• _Description of the task_
Look through the lines below and extract each one that contains "Kursk".
##### Data for this task #####
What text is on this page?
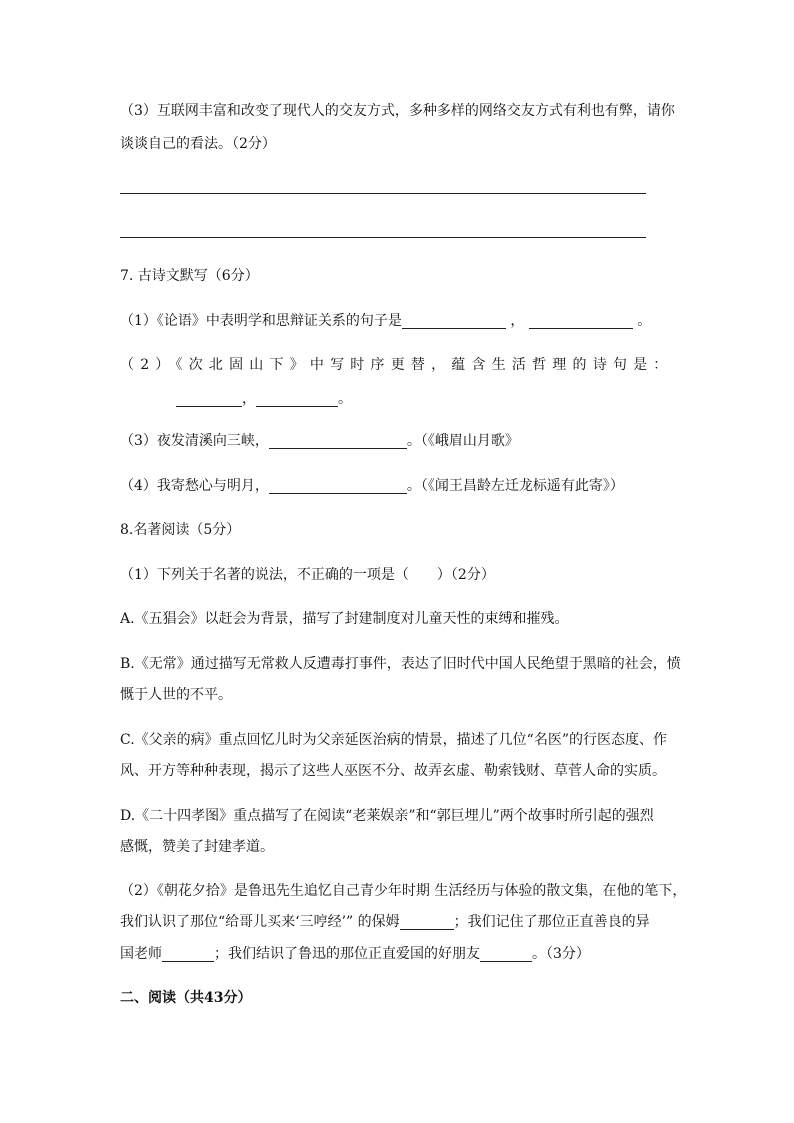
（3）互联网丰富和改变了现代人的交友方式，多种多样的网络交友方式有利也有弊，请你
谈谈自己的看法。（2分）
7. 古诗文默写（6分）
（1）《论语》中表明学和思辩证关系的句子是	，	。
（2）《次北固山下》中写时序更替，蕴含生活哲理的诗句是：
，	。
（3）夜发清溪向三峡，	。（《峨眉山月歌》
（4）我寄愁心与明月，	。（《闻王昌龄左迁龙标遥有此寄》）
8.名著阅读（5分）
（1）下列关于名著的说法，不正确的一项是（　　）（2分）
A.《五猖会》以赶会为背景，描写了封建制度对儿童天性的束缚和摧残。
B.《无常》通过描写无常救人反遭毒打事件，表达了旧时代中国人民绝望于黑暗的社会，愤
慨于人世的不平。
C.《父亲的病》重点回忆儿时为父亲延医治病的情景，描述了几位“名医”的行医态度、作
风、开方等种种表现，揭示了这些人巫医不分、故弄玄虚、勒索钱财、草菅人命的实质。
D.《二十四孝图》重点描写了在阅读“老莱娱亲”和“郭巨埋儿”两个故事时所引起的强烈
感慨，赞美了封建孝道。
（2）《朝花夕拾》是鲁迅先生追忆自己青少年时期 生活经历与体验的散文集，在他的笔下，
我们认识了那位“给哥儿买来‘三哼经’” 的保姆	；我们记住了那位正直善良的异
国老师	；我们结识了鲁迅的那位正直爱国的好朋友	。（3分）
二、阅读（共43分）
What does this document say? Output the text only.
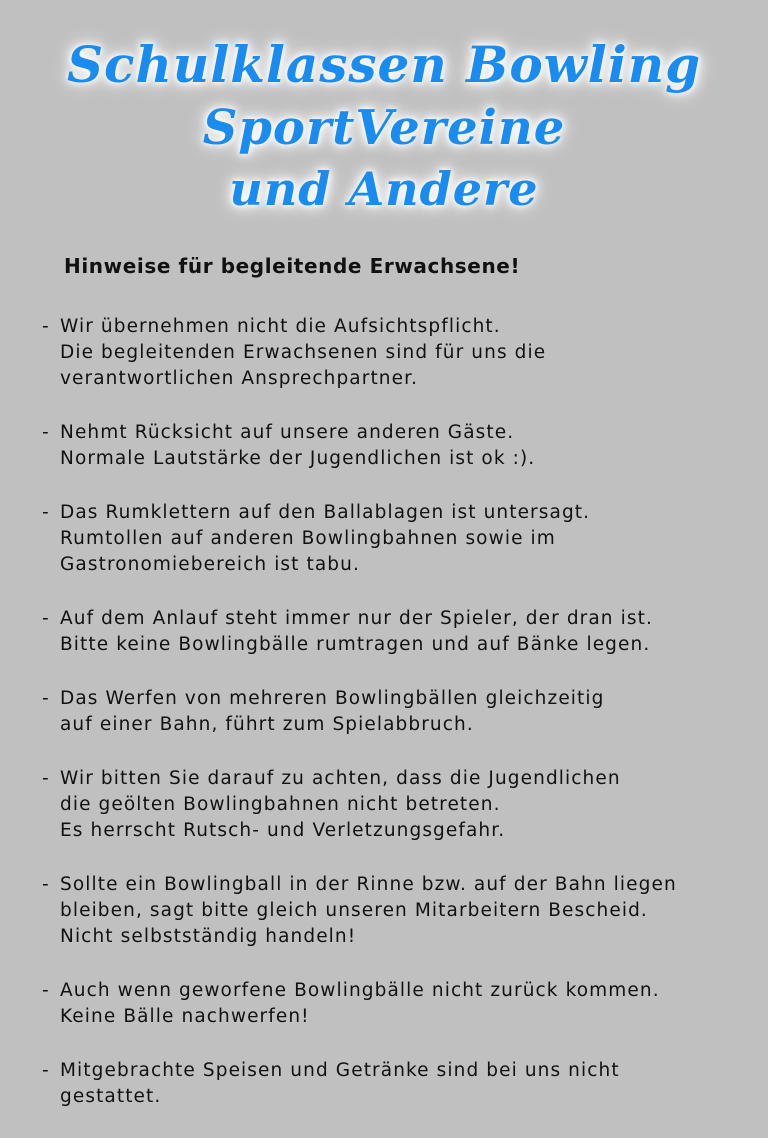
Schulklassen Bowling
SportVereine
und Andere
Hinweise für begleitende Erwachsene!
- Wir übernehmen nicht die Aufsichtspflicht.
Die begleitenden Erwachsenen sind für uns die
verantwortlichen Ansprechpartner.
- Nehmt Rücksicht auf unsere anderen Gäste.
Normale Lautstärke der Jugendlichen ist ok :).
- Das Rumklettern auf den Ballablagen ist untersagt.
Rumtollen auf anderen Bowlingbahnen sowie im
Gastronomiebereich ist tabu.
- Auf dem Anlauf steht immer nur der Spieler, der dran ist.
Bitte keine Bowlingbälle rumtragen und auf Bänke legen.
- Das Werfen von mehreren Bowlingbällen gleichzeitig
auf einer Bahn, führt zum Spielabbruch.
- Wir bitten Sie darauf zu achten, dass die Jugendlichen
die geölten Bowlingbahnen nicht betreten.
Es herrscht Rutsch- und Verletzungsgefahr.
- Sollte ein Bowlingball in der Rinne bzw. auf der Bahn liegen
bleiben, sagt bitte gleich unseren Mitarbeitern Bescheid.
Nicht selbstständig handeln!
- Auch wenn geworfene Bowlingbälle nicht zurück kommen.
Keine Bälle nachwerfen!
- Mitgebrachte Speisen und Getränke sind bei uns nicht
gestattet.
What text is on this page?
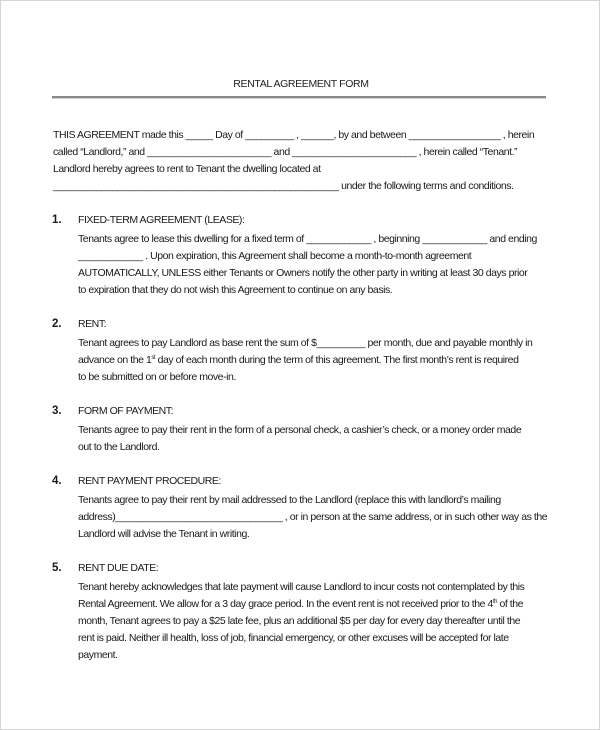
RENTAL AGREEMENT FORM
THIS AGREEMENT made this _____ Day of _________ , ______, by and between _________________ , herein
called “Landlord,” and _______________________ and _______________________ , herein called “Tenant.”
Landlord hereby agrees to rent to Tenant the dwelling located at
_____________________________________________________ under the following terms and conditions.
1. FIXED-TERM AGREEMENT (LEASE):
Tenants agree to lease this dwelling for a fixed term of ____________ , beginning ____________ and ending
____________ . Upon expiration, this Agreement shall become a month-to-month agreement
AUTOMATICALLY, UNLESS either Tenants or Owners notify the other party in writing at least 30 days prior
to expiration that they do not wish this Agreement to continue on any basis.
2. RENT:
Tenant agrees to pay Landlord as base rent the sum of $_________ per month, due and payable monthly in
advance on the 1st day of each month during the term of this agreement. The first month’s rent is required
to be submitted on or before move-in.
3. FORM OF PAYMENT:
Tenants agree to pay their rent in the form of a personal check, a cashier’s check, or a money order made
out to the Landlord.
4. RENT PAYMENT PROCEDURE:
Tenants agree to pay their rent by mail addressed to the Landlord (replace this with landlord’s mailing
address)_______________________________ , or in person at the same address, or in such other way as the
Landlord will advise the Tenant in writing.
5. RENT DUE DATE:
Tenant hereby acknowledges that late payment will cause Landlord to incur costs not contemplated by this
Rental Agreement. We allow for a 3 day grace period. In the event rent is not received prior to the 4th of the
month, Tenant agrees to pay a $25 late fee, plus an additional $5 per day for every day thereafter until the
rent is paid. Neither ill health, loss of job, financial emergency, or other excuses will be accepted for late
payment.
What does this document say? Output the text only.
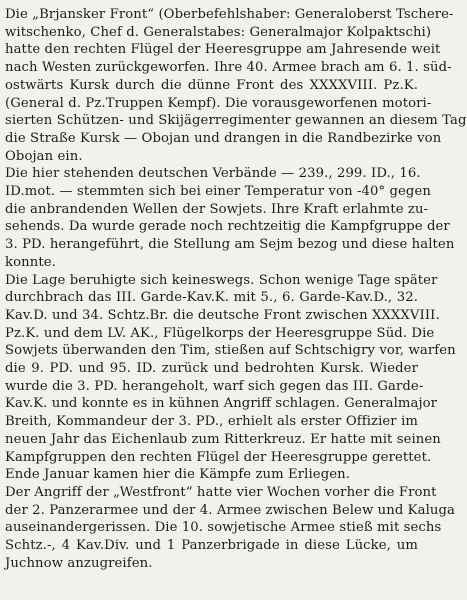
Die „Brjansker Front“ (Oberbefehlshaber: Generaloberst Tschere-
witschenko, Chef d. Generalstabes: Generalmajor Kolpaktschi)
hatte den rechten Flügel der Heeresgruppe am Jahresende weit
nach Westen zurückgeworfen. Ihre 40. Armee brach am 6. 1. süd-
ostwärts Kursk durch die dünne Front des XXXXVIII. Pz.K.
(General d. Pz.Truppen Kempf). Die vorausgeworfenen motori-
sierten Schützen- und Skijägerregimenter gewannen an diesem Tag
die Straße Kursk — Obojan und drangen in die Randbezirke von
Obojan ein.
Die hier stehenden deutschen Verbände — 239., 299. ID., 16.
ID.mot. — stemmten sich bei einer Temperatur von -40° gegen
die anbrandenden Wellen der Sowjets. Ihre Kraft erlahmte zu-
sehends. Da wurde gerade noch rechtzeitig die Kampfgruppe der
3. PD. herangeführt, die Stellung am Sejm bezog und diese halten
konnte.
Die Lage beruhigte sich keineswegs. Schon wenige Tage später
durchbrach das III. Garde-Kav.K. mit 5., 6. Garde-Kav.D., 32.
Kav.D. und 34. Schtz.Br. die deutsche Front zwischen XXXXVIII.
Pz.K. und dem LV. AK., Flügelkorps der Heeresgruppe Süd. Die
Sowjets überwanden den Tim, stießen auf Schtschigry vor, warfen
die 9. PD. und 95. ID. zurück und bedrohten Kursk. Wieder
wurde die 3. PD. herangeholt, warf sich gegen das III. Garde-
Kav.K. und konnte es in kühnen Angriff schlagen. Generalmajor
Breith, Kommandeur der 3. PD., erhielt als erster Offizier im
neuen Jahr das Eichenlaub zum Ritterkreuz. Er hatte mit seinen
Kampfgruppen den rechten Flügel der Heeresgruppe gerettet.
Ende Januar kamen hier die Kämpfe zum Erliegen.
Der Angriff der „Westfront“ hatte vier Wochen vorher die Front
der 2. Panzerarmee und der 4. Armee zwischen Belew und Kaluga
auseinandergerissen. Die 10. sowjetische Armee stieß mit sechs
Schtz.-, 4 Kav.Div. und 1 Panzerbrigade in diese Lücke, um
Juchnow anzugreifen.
#####
• _Exercise answer_
ostwärts Kursk durch die dünne Front des XXXXVIII. Pz.K.
die Straße Kursk — Obojan und drangen in die Randbezirke von
die 9. PD. und 95. ID. zurück und bedrohten Kursk. Wieder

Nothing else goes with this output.